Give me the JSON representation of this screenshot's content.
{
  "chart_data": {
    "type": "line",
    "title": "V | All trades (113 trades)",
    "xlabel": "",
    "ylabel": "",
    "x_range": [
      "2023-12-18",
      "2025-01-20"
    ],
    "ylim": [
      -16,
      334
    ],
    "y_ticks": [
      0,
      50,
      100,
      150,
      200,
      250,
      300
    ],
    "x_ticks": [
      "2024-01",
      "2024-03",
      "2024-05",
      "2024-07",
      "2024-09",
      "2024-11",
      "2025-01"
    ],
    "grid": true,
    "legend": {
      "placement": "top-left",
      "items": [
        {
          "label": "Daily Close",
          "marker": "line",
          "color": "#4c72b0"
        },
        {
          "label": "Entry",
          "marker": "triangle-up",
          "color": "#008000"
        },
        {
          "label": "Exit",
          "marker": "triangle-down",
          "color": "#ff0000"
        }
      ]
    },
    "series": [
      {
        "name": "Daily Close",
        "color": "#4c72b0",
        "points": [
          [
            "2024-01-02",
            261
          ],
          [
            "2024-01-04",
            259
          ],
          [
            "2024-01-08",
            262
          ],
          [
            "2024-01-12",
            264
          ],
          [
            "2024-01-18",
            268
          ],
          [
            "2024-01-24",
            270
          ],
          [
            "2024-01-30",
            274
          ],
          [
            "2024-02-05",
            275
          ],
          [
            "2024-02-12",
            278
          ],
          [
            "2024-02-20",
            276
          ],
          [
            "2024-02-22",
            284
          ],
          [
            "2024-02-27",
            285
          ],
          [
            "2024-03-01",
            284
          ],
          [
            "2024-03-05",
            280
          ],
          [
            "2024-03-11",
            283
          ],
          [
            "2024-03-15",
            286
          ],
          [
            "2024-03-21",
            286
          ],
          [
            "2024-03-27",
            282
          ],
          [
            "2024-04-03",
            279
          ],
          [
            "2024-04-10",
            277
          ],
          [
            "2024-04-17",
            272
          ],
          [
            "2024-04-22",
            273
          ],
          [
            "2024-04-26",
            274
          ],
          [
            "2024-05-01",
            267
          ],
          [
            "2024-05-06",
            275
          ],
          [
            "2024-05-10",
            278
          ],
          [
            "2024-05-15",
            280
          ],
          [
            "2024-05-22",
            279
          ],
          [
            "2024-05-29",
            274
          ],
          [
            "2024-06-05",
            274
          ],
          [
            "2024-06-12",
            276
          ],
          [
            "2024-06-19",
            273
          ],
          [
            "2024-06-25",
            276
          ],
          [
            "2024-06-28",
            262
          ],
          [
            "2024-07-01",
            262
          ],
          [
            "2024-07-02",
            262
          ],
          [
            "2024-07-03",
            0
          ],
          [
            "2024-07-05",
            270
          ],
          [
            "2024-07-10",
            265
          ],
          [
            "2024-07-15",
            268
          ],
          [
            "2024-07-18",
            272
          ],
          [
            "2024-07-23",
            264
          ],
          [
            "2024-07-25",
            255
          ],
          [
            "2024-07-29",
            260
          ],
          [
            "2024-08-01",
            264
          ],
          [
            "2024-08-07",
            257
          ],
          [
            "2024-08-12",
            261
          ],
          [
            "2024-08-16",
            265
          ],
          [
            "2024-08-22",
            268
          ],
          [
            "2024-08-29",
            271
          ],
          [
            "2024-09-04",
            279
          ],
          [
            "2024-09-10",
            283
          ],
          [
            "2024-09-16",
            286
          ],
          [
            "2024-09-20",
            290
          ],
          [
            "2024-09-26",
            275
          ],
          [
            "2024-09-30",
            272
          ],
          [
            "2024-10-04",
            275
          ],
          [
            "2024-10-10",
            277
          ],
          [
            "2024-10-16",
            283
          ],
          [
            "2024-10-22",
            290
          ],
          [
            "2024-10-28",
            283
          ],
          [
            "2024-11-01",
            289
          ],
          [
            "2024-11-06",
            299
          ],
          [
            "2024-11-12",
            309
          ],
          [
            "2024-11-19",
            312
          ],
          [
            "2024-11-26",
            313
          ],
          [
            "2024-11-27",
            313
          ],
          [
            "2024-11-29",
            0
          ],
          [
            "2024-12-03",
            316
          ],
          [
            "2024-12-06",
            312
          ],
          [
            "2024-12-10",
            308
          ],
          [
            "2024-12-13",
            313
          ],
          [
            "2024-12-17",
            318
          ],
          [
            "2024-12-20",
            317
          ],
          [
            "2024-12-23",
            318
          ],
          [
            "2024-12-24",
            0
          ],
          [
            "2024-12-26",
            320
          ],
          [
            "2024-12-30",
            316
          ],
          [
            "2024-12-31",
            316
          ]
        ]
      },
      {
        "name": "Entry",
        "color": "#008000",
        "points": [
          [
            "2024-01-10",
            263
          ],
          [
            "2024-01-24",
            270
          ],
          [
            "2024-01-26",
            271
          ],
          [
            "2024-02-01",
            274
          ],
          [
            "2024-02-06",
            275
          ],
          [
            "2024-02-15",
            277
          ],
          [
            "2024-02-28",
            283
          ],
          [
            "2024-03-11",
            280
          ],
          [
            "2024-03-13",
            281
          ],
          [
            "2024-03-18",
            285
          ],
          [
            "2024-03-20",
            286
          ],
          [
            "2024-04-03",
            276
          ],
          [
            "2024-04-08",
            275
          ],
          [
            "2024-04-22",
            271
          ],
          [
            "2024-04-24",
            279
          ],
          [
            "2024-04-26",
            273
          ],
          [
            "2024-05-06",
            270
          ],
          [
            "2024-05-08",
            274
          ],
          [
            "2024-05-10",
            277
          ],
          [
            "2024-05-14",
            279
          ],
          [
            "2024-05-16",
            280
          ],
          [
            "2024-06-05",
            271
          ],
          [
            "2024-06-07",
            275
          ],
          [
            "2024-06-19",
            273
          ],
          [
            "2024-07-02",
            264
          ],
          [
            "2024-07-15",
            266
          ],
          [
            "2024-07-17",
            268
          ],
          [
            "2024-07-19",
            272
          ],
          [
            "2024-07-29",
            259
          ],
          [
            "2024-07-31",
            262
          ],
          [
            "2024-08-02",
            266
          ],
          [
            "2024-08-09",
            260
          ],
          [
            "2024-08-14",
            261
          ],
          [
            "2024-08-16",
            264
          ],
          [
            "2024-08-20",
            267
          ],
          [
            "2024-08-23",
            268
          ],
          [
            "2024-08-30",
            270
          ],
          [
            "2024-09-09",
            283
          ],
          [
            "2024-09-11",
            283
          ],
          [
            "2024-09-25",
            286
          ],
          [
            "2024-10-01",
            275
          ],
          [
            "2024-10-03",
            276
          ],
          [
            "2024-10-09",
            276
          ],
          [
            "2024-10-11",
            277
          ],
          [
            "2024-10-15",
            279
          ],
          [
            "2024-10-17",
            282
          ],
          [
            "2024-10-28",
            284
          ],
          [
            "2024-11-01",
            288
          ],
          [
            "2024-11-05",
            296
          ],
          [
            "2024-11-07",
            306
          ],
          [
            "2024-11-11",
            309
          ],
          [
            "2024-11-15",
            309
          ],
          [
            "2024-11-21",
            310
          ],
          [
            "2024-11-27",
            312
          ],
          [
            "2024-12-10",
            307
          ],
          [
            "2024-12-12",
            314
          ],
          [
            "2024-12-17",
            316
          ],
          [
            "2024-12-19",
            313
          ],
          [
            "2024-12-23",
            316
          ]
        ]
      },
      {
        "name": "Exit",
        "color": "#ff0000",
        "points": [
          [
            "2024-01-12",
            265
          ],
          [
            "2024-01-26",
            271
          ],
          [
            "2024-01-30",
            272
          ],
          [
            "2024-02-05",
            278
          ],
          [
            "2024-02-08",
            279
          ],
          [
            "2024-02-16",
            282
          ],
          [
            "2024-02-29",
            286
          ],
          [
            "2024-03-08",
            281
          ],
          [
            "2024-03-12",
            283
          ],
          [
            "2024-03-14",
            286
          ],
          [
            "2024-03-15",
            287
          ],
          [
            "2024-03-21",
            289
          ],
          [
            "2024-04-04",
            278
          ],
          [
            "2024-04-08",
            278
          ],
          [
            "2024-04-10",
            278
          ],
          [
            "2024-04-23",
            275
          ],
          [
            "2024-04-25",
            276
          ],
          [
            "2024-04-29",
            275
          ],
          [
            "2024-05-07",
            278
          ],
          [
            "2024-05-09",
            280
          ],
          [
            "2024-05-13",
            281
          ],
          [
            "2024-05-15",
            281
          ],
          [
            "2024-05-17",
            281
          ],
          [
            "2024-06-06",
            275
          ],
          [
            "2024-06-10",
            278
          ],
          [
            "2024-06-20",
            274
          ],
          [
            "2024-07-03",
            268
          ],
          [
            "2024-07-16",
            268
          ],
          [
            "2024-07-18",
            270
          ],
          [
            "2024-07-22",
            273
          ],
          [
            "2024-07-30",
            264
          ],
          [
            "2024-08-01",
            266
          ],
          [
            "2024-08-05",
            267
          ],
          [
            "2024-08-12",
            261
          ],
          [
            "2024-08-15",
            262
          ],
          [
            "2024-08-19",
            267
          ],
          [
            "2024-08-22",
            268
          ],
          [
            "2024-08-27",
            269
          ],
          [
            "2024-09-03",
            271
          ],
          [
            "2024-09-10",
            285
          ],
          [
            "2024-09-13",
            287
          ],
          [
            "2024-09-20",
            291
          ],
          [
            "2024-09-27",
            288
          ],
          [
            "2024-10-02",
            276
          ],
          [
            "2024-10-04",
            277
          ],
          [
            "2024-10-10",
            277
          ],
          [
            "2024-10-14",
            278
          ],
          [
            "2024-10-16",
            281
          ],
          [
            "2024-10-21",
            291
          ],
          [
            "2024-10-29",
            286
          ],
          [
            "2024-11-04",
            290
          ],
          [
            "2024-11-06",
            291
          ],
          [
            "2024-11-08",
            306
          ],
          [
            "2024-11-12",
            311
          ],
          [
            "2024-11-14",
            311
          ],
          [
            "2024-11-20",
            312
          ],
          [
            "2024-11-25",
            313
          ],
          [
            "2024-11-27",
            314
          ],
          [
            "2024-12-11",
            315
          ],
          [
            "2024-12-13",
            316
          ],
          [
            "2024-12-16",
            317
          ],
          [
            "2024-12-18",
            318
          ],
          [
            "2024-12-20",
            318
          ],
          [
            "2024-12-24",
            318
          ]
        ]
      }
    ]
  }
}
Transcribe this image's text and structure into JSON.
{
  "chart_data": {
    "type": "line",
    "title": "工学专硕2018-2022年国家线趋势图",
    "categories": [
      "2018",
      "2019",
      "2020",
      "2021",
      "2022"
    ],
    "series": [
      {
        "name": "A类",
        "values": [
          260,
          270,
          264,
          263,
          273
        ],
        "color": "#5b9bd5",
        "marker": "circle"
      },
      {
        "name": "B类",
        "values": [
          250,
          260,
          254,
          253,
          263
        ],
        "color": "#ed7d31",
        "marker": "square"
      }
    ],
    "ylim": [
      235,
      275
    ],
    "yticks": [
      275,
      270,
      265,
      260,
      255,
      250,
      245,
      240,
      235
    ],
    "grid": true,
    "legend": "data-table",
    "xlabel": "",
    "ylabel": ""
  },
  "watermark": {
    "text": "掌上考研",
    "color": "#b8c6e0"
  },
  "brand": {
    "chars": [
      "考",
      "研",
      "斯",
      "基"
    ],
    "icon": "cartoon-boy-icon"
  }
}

■ ■ ■

## EXERCISE DIRECTIONS
Write out, word for word, the line containing "Transcribe this image's" and every line after it to the end of the data above.

## COMPLETED EXERCISE
Transcribe this image's text and structure into JSON.
{
  "chart_data": {
    "type": "line",
    "title": "工学专硕2018-2022年国家线趋势图",
    "categories": [
      "2018",
      "2019",
      "2020",
      "2021",
      "2022"
    ],
    "series": [
      {
        "name": "A类",
        "values": [
          260,
          270,
          264,
          263,
          273
        ],
        "color": "#5b9bd5",
        "marker": "circle"
      },
      {
        "name": "B类",
        "values": [
          250,
          260,
          254,
          253,
          263
        ],
        "color": "#ed7d31",
        "marker": "square"
      }
    ],
    "ylim": [
      235,
      275
    ],
    "yticks": [
      275,
      270,
      265,
      260,
      255,
      250,
      245,
      240,
      235
    ],
    "grid": true,
    "legend": "data-table",
    "xlabel": "",
    "ylabel": ""
  },
  "watermark": {
    "text": "掌上考研",
    "color": "#b8c6e0"
  },
  "brand": {
    "chars": [
      "考",
      "研",
      "斯",
      "基"
    ],
    "icon": "cartoon-boy-icon"
  }
}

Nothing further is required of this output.